Records from a collection of figures:
— Begin —

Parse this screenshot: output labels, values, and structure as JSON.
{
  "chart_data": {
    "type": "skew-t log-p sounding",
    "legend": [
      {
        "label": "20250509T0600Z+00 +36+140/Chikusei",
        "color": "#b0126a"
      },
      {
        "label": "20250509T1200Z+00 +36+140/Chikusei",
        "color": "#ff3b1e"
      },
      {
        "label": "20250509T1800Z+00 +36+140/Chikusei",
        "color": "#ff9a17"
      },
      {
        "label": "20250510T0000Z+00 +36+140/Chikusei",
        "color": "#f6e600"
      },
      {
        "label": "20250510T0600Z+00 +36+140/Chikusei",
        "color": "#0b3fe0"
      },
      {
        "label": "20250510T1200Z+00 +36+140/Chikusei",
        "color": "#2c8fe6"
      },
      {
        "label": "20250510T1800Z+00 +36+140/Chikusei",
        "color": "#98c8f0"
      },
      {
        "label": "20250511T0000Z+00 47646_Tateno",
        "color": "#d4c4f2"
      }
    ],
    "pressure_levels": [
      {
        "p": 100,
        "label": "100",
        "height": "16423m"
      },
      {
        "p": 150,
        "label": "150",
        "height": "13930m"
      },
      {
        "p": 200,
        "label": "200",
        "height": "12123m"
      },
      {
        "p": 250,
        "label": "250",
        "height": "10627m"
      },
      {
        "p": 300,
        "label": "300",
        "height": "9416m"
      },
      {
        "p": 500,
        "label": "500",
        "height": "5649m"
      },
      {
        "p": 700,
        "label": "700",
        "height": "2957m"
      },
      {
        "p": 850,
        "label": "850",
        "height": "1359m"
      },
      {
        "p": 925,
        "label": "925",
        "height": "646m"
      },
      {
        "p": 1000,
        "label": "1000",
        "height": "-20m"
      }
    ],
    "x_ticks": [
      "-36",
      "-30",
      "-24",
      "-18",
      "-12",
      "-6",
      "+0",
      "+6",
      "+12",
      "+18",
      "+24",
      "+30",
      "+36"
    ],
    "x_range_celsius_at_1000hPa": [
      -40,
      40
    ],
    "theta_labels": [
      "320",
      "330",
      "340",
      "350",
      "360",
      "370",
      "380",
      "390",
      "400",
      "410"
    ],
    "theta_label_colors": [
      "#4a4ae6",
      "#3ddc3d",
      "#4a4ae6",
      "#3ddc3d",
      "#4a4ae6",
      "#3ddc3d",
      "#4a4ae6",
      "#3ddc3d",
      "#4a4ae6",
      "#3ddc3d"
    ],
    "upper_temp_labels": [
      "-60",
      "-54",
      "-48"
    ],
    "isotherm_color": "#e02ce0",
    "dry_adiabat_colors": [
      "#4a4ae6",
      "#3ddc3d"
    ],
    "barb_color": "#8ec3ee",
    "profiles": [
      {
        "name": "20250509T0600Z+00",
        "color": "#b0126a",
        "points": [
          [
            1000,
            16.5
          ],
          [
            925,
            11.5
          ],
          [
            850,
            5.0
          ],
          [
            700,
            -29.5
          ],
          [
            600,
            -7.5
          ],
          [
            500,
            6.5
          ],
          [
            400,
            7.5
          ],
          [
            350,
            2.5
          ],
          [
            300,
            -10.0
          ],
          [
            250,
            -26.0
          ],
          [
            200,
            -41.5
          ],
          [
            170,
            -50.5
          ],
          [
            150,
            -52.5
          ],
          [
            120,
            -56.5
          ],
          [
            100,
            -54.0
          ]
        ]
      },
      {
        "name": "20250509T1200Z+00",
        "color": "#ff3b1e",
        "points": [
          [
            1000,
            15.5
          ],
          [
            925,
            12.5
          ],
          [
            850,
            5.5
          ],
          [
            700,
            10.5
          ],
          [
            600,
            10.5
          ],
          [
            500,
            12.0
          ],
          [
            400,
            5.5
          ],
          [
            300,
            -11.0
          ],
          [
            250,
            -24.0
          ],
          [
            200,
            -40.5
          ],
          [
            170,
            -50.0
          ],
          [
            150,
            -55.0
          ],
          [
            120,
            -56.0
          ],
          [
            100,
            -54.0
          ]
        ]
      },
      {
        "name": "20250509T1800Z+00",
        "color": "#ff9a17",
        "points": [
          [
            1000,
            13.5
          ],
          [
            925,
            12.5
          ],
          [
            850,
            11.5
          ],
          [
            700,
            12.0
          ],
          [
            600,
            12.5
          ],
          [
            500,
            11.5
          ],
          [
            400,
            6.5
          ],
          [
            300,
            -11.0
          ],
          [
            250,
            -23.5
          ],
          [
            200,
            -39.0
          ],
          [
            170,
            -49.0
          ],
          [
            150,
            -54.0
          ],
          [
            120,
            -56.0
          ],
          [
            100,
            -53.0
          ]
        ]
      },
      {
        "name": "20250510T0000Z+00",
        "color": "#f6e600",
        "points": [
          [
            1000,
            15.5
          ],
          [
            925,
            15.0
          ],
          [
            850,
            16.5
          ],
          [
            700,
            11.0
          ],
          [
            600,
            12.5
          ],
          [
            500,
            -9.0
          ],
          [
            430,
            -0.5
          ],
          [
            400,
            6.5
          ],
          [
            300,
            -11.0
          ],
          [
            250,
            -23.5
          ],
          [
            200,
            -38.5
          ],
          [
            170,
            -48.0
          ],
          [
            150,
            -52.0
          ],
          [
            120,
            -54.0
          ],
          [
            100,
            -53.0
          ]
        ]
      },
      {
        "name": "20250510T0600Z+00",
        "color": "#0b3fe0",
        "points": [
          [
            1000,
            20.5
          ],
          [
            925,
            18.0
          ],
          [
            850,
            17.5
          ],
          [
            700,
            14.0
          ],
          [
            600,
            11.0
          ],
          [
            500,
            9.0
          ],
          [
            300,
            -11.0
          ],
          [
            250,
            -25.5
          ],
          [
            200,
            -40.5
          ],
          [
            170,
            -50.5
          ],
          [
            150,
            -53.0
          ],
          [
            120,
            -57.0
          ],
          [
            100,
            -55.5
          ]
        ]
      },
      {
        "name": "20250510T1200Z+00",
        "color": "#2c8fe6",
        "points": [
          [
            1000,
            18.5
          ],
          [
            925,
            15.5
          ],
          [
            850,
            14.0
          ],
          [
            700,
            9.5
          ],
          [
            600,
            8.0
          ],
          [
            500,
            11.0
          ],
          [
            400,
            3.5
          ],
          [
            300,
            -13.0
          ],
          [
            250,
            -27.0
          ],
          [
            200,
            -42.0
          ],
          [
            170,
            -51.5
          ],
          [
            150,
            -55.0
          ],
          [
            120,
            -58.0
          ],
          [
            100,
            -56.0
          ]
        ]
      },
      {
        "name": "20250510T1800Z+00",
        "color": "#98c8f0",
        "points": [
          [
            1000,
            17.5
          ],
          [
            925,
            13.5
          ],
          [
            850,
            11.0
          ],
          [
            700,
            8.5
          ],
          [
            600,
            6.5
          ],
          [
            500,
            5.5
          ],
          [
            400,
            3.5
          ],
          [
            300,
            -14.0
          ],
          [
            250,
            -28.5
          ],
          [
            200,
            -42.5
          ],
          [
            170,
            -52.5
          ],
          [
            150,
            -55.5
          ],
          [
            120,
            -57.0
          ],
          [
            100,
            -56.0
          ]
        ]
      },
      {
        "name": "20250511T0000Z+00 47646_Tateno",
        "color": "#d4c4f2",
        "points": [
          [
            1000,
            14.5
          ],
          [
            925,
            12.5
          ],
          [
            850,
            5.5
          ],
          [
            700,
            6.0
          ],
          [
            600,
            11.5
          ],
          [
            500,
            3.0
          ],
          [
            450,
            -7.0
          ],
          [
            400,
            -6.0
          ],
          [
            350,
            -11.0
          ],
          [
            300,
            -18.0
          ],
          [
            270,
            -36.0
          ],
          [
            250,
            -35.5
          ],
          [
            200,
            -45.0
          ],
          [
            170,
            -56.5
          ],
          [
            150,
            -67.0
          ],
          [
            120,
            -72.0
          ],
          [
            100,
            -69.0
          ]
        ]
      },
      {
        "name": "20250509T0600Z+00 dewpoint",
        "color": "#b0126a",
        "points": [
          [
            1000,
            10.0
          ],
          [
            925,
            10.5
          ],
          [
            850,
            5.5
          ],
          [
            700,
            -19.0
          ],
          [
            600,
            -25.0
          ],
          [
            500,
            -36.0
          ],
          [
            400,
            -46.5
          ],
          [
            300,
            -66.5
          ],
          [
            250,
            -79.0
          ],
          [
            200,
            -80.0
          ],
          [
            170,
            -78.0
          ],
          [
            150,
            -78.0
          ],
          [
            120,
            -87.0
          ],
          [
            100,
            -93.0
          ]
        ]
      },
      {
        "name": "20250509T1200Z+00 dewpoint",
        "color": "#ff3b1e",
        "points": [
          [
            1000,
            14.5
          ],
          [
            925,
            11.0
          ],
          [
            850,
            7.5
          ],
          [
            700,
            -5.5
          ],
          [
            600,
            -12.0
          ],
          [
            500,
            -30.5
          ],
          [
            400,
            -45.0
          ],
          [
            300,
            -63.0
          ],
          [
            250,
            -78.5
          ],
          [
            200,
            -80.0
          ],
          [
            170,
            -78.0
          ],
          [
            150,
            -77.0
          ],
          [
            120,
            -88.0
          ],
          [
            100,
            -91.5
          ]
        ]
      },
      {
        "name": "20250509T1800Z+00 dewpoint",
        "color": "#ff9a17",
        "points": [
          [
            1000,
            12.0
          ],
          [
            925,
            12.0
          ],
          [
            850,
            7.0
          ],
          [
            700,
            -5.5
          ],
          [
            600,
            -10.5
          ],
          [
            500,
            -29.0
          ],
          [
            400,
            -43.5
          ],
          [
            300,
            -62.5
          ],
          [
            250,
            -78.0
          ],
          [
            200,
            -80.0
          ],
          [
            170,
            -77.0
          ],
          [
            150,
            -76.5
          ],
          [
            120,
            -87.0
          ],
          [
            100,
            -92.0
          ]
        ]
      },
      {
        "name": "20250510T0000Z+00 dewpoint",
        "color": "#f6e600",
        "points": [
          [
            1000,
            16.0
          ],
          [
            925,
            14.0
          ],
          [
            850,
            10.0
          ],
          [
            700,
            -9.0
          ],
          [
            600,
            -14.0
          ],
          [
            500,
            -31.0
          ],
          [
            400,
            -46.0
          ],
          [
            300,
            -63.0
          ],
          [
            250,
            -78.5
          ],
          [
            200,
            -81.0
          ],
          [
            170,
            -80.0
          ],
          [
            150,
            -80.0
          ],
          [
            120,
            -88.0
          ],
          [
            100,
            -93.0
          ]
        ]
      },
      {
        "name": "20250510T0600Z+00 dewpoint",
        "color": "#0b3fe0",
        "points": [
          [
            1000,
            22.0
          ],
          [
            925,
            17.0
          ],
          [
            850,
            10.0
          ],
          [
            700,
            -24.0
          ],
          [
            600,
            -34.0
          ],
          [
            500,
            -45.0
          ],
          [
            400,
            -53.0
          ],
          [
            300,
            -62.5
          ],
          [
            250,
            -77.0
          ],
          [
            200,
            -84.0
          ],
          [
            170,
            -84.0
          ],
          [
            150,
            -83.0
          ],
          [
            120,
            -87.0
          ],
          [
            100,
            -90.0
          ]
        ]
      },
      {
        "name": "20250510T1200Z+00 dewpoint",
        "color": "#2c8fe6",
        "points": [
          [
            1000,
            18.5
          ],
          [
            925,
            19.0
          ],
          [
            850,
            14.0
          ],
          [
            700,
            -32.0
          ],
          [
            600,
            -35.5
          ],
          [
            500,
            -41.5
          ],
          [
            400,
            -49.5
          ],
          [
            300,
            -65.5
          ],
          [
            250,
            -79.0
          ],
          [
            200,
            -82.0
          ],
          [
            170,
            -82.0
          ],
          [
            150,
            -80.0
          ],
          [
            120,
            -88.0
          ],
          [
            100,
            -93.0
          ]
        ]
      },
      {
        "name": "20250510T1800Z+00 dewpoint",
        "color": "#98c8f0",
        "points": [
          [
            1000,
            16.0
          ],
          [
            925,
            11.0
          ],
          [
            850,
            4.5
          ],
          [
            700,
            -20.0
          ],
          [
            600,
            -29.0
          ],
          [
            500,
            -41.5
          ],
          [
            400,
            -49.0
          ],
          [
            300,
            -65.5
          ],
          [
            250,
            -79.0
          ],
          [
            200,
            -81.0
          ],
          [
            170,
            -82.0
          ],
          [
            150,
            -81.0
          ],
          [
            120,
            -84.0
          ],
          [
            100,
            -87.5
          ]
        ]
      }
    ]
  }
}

— End —

__Direction__. Show every line from the entries above in which "Chikusei" appears.

__Final answer__.
        "label": "20250509T0600Z+00 +36+140/Chikusei",
        "label": "20250509T1200Z+00 +36+140/Chikusei",
        "label": "20250509T1800Z+00 +36+140/Chikusei",
        "label": "20250510T0000Z+00 +36+140/Chikusei",
        "label": "20250510T0600Z+00 +36+140/Chikusei",
        "label": "20250510T1200Z+00 +36+140/Chikusei",
        "label": "20250510T1800Z+00 +36+140/Chikusei",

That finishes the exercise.